**The task**
Please retype the records below exactly, leaving out any pictures.

-=-=-=-=-

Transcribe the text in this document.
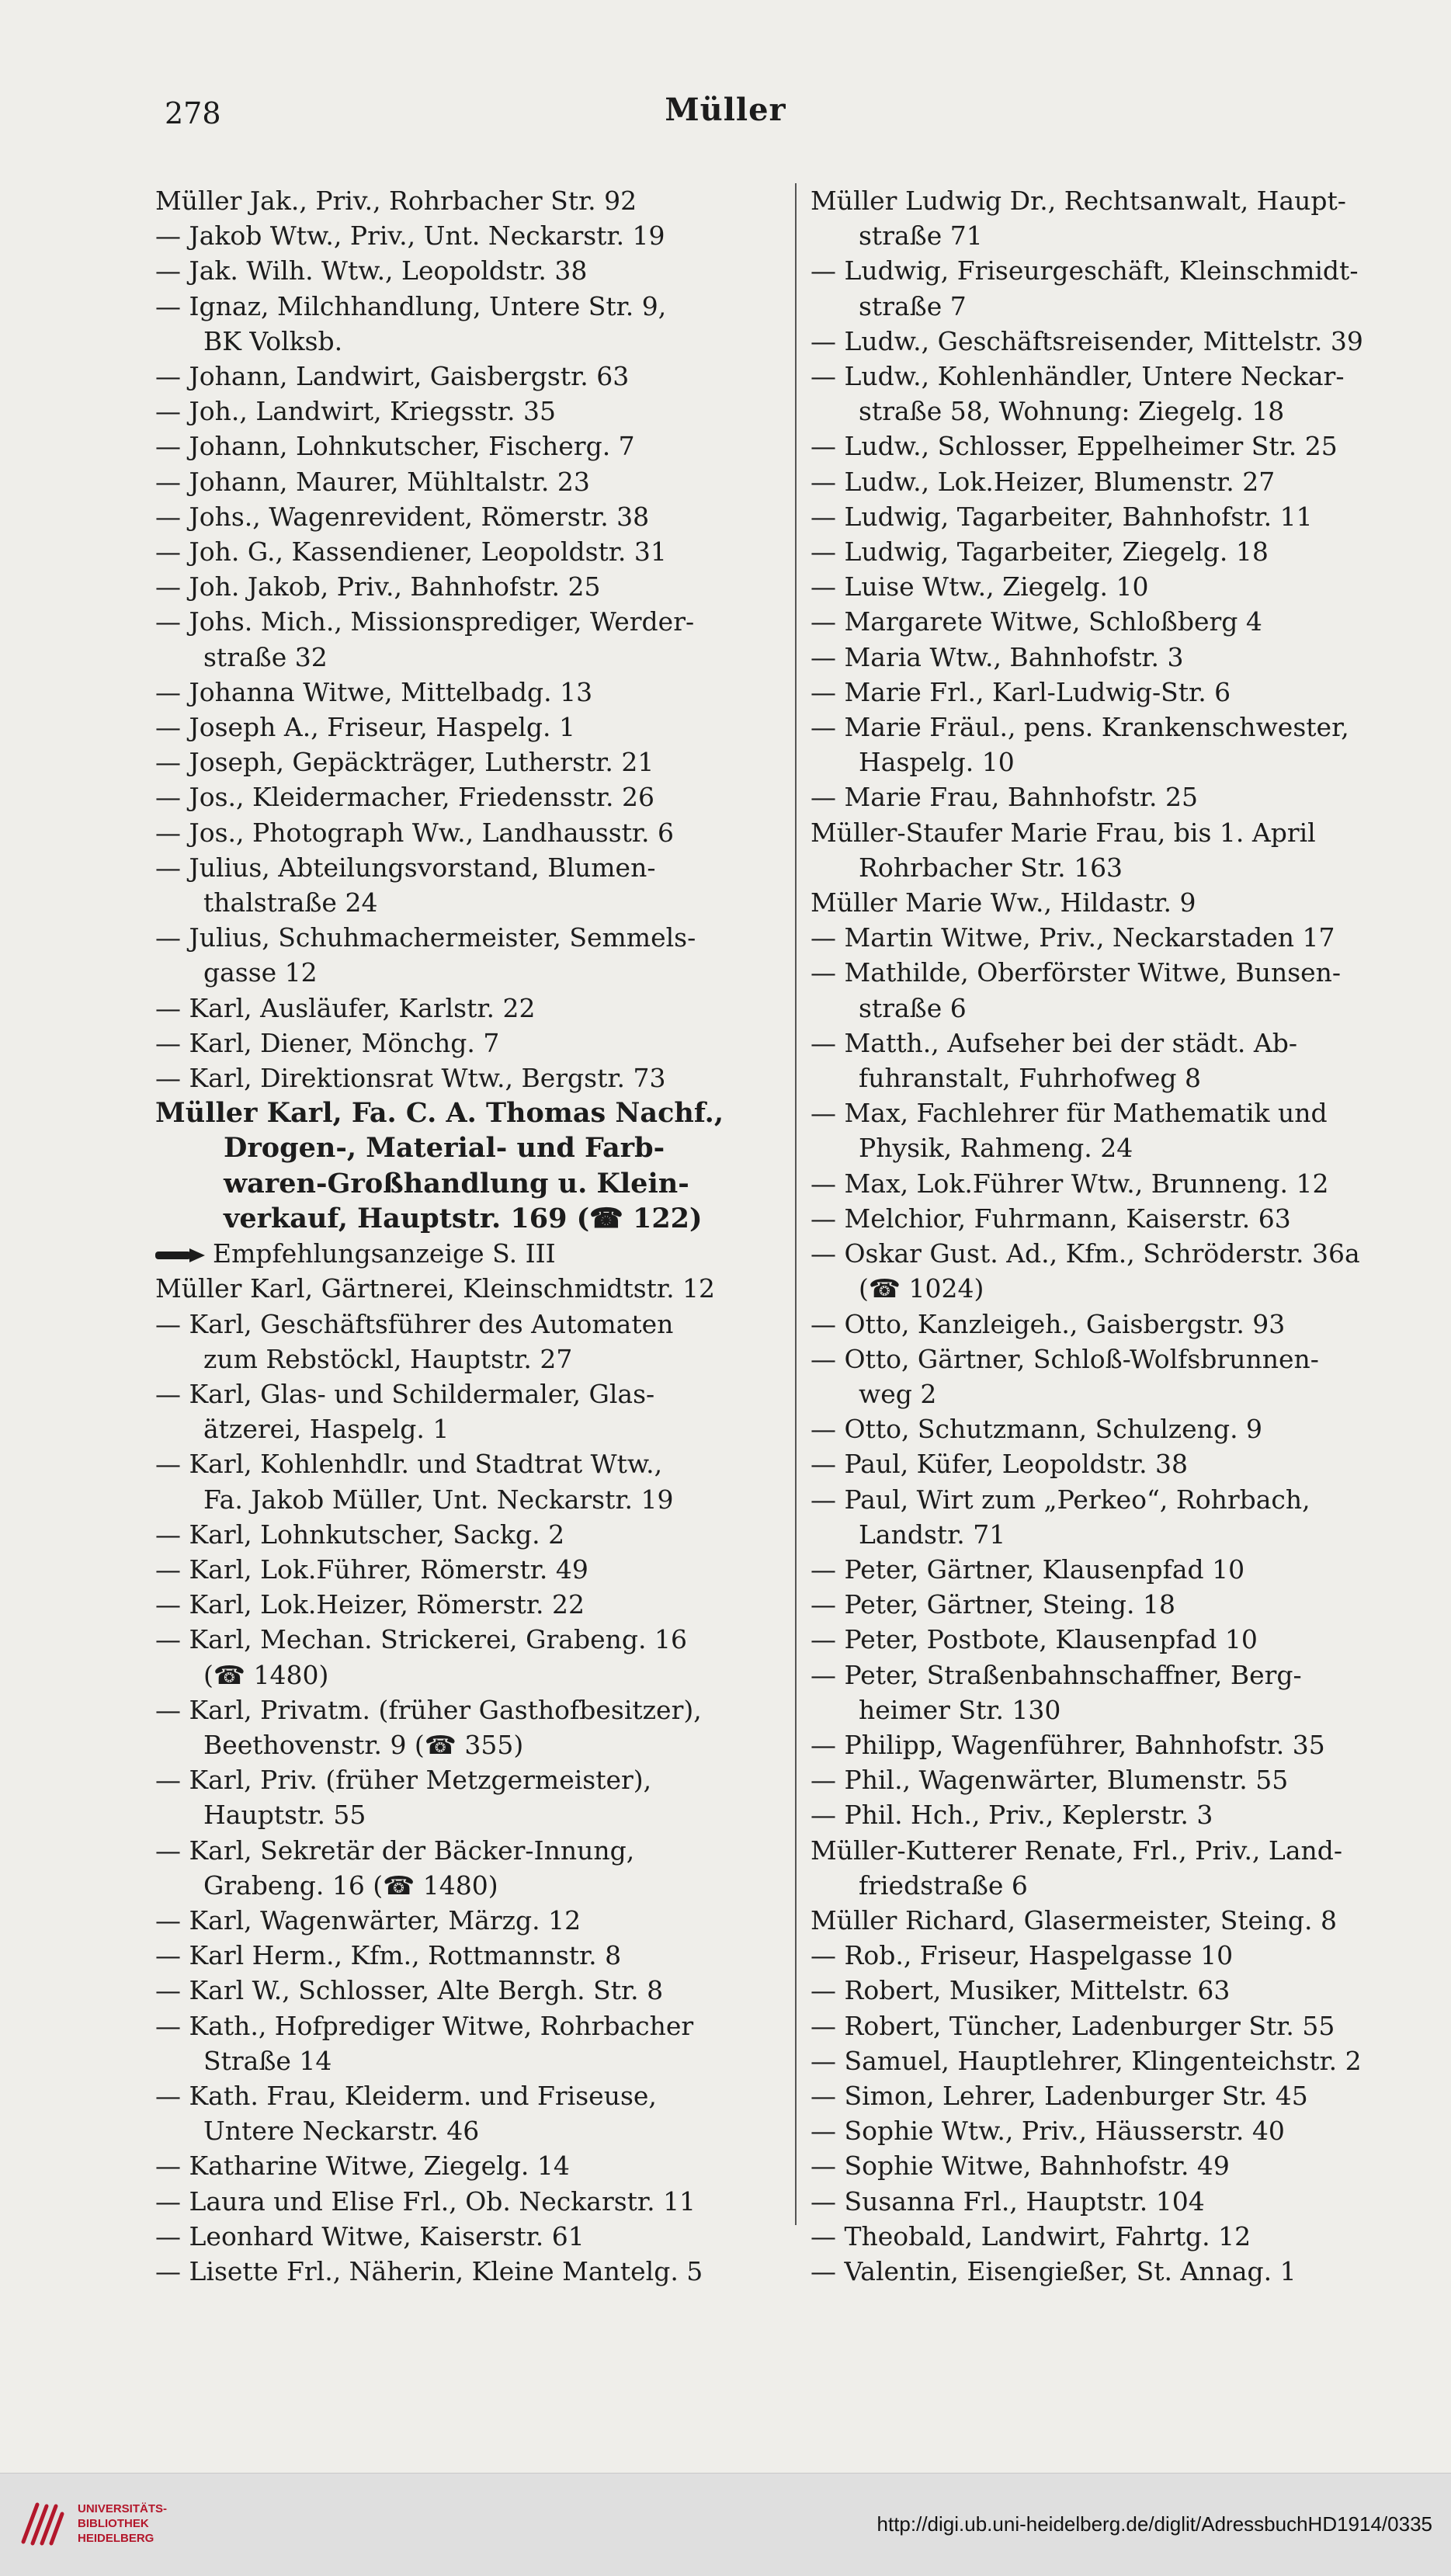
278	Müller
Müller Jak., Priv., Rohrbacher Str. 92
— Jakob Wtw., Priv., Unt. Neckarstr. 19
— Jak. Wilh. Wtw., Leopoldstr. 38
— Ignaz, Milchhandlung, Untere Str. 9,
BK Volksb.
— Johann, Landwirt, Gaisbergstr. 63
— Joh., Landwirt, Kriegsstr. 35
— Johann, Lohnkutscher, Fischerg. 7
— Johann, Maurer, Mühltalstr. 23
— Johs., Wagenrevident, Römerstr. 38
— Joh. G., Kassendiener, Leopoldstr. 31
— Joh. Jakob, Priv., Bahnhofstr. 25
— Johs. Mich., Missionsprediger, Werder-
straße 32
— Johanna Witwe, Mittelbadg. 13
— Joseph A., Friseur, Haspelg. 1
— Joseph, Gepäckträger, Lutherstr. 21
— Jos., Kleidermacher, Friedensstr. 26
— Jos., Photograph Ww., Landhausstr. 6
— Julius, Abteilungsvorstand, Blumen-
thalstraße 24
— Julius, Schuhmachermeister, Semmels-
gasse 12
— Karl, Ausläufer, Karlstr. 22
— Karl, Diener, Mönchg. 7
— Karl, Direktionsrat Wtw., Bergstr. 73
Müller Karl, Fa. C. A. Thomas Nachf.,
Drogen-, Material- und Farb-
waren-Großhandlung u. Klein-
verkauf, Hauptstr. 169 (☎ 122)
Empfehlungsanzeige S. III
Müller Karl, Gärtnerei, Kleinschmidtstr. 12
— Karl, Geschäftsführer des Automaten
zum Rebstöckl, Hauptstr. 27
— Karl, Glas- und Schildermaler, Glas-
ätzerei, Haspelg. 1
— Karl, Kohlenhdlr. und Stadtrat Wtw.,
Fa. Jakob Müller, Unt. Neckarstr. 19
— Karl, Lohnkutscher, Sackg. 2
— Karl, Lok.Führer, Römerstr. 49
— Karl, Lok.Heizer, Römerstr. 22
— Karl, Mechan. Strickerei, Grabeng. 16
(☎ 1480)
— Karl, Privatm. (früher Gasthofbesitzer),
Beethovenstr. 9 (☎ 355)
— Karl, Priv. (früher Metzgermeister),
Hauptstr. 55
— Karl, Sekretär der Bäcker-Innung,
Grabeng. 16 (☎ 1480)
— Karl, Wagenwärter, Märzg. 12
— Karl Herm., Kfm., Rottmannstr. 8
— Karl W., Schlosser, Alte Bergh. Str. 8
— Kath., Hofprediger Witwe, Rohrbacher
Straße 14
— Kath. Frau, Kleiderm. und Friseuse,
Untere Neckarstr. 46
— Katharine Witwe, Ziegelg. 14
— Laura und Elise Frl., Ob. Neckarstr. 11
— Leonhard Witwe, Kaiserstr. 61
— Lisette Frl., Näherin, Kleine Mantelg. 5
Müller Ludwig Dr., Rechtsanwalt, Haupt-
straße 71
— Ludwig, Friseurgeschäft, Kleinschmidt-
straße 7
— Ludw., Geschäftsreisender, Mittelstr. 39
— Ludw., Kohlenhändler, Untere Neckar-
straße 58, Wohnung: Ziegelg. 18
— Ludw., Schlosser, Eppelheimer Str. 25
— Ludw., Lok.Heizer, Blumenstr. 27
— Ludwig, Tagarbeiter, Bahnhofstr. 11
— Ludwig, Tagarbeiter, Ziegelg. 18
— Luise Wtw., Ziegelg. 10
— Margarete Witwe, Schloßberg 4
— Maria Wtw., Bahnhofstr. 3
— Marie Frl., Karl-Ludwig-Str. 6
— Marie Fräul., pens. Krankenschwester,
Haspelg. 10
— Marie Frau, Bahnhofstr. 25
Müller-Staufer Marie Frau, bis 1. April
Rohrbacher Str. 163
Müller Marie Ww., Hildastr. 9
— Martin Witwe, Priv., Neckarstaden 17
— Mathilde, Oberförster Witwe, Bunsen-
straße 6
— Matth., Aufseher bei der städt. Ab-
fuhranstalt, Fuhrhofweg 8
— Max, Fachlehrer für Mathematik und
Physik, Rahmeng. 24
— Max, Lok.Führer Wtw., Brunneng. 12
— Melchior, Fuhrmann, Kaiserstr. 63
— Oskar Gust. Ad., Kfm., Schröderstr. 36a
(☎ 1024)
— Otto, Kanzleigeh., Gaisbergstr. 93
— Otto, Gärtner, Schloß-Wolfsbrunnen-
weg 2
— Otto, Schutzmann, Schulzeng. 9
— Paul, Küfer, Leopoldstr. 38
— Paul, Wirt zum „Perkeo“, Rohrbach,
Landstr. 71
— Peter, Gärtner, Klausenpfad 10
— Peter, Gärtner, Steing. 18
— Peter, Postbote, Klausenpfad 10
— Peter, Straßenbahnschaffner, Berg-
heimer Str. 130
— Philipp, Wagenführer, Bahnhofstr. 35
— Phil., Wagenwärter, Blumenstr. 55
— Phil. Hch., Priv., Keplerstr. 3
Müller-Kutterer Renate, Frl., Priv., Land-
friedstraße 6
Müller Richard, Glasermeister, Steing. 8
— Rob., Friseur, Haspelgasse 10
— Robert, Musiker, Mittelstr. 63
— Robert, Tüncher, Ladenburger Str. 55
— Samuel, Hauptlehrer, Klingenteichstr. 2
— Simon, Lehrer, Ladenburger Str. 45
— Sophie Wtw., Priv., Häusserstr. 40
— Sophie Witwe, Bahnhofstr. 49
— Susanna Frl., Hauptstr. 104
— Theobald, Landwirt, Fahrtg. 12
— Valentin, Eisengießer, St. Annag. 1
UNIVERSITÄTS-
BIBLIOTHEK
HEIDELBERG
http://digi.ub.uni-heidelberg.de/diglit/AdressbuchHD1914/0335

-=-=-=-=-

**Output for this task**
Transcribe the text in this document.
278	Müller
Müller Jak., Priv., Rohrbacher Str. 92
— Jakob Wtw., Priv., Unt. Neckarstr. 19
— Jak. Wilh. Wtw., Leopoldstr. 38
— Ignaz, Milchhandlung, Untere Str. 9,
BK Volksb.
— Johann, Landwirt, Gaisbergstr. 63
— Joh., Landwirt, Kriegsstr. 35
— Johann, Lohnkutscher, Fischerg. 7
— Johann, Maurer, Mühltalstr. 23
— Johs., Wagenrevident, Römerstr. 38
— Joh. G., Kassendiener, Leopoldstr. 31
— Joh. Jakob, Priv., Bahnhofstr. 25
— Johs. Mich., Missionsprediger, Werder-
straße 32
— Johanna Witwe, Mittelbadg. 13
— Joseph A., Friseur, Haspelg. 1
— Joseph, Gepäckträger, Lutherstr. 21
— Jos., Kleidermacher, Friedensstr. 26
— Jos., Photograph Ww., Landhausstr. 6
— Julius, Abteilungsvorstand, Blumen-
thalstraße 24
— Julius, Schuhmachermeister, Semmels-
gasse 12
— Karl, Ausläufer, Karlstr. 22
— Karl, Diener, Mönchg. 7
— Karl, Direktionsrat Wtw., Bergstr. 73
Müller Karl, Fa. C. A. Thomas Nachf.,
Drogen-, Material- und Farb-
waren-Großhandlung u. Klein-
verkauf, Hauptstr. 169 (☎ 122)
Empfehlungsanzeige S. III
Müller Karl, Gärtnerei, Kleinschmidtstr. 12
— Karl, Geschäftsführer des Automaten
zum Rebstöckl, Hauptstr. 27
— Karl, Glas- und Schildermaler, Glas-
ätzerei, Haspelg. 1
— Karl, Kohlenhdlr. und Stadtrat Wtw.,
Fa. Jakob Müller, Unt. Neckarstr. 19
— Karl, Lohnkutscher, Sackg. 2
— Karl, Lok.Führer, Römerstr. 49
— Karl, Lok.Heizer, Römerstr. 22
— Karl, Mechan. Strickerei, Grabeng. 16
(☎ 1480)
— Karl, Privatm. (früher Gasthofbesitzer),
Beethovenstr. 9 (☎ 355)
— Karl, Priv. (früher Metzgermeister),
Hauptstr. 55
— Karl, Sekretär der Bäcker-Innung,
Grabeng. 16 (☎ 1480)
— Karl, Wagenwärter, Märzg. 12
— Karl Herm., Kfm., Rottmannstr. 8
— Karl W., Schlosser, Alte Bergh. Str. 8
— Kath., Hofprediger Witwe, Rohrbacher
Straße 14
— Kath. Frau, Kleiderm. und Friseuse,
Untere Neckarstr. 46
— Katharine Witwe, Ziegelg. 14
— Laura und Elise Frl., Ob. Neckarstr. 11
— Leonhard Witwe, Kaiserstr. 61
— Lisette Frl., Näherin, Kleine Mantelg. 5
Müller Ludwig Dr., Rechtsanwalt, Haupt-
straße 71
— Ludwig, Friseurgeschäft, Kleinschmidt-
straße 7
— Ludw., Geschäftsreisender, Mittelstr. 39
— Ludw., Kohlenhändler, Untere Neckar-
straße 58, Wohnung: Ziegelg. 18
— Ludw., Schlosser, Eppelheimer Str. 25
— Ludw., Lok.Heizer, Blumenstr. 27
— Ludwig, Tagarbeiter, Bahnhofstr. 11
— Ludwig, Tagarbeiter, Ziegelg. 18
— Luise Wtw., Ziegelg. 10
— Margarete Witwe, Schloßberg 4
— Maria Wtw., Bahnhofstr. 3
— Marie Frl., Karl-Ludwig-Str. 6
— Marie Fräul., pens. Krankenschwester,
Haspelg. 10
— Marie Frau, Bahnhofstr. 25
Müller-Staufer Marie Frau, bis 1. April
Rohrbacher Str. 163
Müller Marie Ww., Hildastr. 9
— Martin Witwe, Priv., Neckarstaden 17
— Mathilde, Oberförster Witwe, Bunsen-
straße 6
— Matth., Aufseher bei der städt. Ab-
fuhranstalt, Fuhrhofweg 8
— Max, Fachlehrer für Mathematik und
Physik, Rahmeng. 24
— Max, Lok.Führer Wtw., Brunneng. 12
— Melchior, Fuhrmann, Kaiserstr. 63
— Oskar Gust. Ad., Kfm., Schröderstr. 36a
(☎ 1024)
— Otto, Kanzleigeh., Gaisbergstr. 93
— Otto, Gärtner, Schloß-Wolfsbrunnen-
weg 2
— Otto, Schutzmann, Schulzeng. 9
— Paul, Küfer, Leopoldstr. 38
— Paul, Wirt zum „Perkeo“, Rohrbach,
Landstr. 71
— Peter, Gärtner, Klausenpfad 10
— Peter, Gärtner, Steing. 18
— Peter, Postbote, Klausenpfad 10
— Peter, Straßenbahnschaffner, Berg-
heimer Str. 130
— Philipp, Wagenführer, Bahnhofstr. 35
— Phil., Wagenwärter, Blumenstr. 55
— Phil. Hch., Priv., Keplerstr. 3
Müller-Kutterer Renate, Frl., Priv., Land-
friedstraße 6
Müller Richard, Glasermeister, Steing. 8
— Rob., Friseur, Haspelgasse 10
— Robert, Musiker, Mittelstr. 63
— Robert, Tüncher, Ladenburger Str. 55
— Samuel, Hauptlehrer, Klingenteichstr. 2
— Simon, Lehrer, Ladenburger Str. 45
— Sophie Wtw., Priv., Häusserstr. 40
— Sophie Witwe, Bahnhofstr. 49
— Susanna Frl., Hauptstr. 104
— Theobald, Landwirt, Fahrtg. 12
— Valentin, Eisengießer, St. Annag. 1
UNIVERSITÄTS-
BIBLIOTHEK
HEIDELBERG
http://digi.ub.uni-heidelberg.de/diglit/AdressbuchHD1914/0335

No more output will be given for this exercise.